§ STATED PROBLEM
Select all lines in the records that include "JSON".

Dataset listings of figures

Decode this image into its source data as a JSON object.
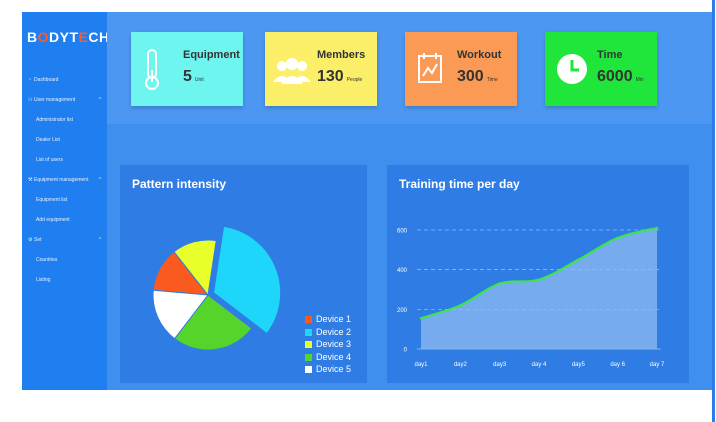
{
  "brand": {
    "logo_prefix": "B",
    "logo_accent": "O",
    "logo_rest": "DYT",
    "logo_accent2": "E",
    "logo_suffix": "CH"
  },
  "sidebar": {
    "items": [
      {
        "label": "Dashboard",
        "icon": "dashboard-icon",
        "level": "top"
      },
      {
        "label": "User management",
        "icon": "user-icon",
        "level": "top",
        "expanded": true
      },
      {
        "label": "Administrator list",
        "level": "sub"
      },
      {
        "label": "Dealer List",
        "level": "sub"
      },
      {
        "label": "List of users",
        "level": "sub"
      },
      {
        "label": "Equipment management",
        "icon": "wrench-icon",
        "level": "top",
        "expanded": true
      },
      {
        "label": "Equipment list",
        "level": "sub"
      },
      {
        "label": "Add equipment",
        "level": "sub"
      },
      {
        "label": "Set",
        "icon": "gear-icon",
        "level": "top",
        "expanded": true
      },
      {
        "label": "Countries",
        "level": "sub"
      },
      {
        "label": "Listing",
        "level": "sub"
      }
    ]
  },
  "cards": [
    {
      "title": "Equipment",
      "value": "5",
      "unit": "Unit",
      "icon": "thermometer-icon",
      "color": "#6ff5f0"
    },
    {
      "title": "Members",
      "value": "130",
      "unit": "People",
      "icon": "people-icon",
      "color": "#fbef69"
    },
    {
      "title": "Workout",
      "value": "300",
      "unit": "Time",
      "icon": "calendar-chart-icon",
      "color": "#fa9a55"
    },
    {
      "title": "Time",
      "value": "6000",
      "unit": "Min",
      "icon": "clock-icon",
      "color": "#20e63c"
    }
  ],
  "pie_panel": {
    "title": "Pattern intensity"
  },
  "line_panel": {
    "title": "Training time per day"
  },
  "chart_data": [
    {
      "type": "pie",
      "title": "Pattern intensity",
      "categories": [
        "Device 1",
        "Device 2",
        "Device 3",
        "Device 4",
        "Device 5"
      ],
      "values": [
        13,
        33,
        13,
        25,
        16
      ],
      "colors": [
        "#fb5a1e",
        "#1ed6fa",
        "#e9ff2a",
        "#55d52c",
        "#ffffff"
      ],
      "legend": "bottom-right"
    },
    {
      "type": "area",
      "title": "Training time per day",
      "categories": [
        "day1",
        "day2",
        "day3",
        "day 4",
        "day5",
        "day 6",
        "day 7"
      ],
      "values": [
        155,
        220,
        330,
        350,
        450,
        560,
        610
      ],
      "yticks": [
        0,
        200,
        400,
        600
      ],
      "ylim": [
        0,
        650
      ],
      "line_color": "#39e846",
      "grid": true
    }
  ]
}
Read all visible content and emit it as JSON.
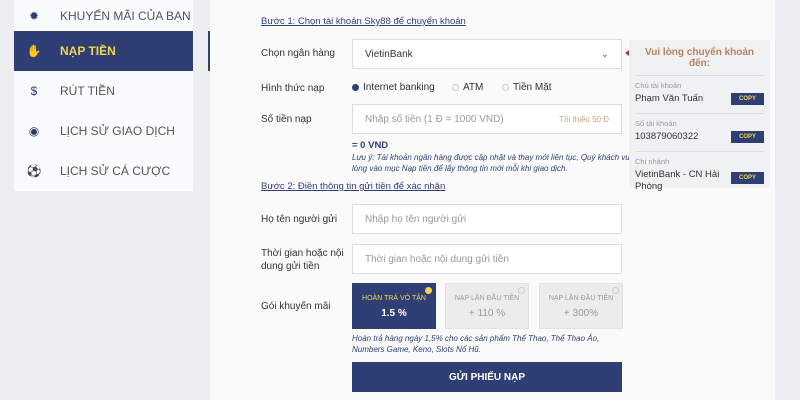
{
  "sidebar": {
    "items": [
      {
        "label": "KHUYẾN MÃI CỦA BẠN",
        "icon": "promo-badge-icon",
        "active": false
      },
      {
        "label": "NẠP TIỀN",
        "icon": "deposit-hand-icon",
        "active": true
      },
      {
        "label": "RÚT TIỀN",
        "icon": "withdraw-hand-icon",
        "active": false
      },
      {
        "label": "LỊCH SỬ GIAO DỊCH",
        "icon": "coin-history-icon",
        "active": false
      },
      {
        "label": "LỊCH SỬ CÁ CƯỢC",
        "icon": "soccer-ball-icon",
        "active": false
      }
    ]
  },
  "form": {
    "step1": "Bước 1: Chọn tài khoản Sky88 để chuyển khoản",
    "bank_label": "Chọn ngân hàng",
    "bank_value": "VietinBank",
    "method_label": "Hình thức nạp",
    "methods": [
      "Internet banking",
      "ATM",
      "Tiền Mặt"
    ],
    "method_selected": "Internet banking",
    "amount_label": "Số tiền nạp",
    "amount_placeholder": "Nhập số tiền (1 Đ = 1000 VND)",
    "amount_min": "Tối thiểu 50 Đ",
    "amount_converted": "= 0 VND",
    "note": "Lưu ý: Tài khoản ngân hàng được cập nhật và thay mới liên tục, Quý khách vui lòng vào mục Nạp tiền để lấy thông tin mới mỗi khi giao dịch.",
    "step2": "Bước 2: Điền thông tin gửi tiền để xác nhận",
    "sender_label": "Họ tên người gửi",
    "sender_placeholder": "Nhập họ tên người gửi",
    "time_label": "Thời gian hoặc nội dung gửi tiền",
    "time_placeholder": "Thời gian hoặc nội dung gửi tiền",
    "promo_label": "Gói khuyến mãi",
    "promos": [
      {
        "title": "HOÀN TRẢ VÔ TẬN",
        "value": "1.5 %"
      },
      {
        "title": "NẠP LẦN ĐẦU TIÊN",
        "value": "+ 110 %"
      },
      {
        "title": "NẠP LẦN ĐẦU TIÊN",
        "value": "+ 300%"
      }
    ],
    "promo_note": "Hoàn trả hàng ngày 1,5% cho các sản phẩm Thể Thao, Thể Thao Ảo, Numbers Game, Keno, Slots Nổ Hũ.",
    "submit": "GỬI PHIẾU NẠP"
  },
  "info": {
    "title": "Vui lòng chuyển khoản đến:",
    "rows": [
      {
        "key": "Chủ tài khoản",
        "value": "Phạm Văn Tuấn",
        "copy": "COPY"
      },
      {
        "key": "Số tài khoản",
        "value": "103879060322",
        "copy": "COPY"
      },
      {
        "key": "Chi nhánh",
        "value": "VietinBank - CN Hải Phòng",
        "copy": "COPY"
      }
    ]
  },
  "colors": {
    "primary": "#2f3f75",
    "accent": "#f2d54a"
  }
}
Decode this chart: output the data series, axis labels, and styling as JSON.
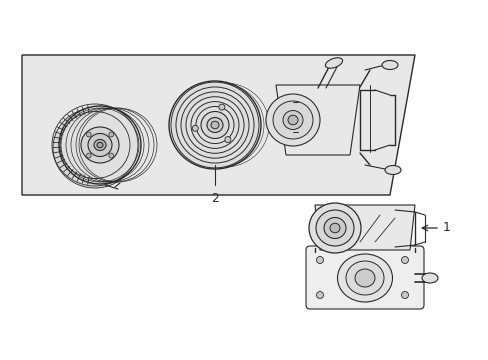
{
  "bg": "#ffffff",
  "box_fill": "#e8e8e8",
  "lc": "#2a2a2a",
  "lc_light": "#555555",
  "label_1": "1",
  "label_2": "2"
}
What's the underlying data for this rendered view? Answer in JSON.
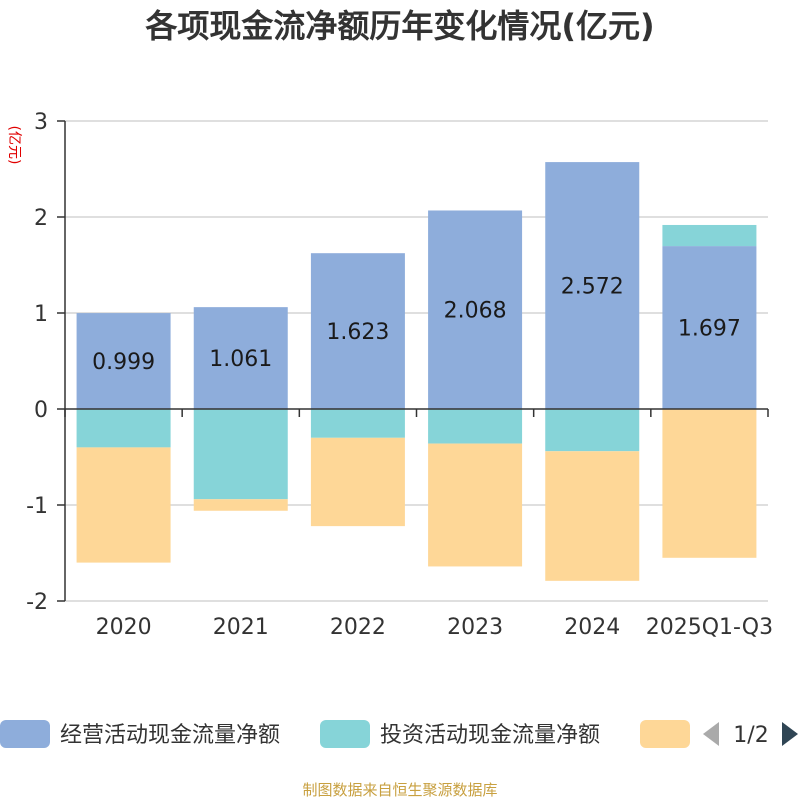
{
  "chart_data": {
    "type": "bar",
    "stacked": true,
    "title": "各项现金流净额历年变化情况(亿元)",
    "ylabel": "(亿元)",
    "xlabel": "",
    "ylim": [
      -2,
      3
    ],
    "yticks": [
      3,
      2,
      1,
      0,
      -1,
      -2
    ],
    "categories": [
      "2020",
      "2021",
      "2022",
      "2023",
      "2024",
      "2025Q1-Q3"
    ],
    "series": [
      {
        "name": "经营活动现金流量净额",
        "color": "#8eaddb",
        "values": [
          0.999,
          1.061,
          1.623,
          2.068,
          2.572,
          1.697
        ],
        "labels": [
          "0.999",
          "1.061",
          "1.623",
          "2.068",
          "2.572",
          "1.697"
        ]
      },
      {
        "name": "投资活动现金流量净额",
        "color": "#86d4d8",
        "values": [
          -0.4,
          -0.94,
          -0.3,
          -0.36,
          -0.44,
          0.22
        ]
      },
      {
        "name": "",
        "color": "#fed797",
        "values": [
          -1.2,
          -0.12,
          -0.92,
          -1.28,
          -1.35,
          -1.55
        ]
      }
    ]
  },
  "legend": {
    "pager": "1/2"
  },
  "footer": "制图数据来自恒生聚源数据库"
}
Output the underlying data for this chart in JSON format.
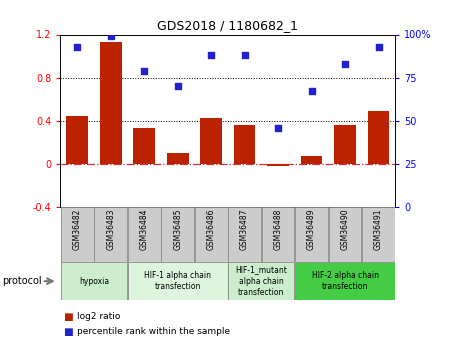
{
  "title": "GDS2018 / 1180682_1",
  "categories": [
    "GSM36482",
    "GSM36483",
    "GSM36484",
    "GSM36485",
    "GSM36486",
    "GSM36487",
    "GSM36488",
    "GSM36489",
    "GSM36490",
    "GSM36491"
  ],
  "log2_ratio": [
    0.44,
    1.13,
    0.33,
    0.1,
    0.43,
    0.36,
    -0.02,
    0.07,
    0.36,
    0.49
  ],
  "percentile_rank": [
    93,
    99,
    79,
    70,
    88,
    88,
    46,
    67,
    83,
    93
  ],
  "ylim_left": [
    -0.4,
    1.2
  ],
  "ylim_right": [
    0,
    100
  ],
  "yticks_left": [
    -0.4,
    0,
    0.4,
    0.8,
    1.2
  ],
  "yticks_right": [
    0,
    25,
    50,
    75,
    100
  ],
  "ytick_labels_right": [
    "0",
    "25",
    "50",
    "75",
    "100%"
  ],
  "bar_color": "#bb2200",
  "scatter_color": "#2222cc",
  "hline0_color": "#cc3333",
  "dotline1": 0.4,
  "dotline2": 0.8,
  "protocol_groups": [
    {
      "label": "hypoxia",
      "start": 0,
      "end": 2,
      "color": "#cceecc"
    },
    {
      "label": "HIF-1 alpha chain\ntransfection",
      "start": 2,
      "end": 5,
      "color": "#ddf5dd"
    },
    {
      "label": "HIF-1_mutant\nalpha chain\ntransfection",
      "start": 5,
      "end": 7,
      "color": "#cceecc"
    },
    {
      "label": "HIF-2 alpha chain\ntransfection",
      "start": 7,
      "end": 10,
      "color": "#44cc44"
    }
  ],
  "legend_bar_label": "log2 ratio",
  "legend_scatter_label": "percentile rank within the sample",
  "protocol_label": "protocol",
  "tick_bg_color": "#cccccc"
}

§ WORKED SOLUTION
Decode this image into its source data as a JSON object.
Read all visible content and emit it as JSON.
Decode this chart: output the data series, axis labels, and styling as JSON.
What's the underlying data for this rendered view? Answer in JSON.
Output the underlying data for this chart in JSON format.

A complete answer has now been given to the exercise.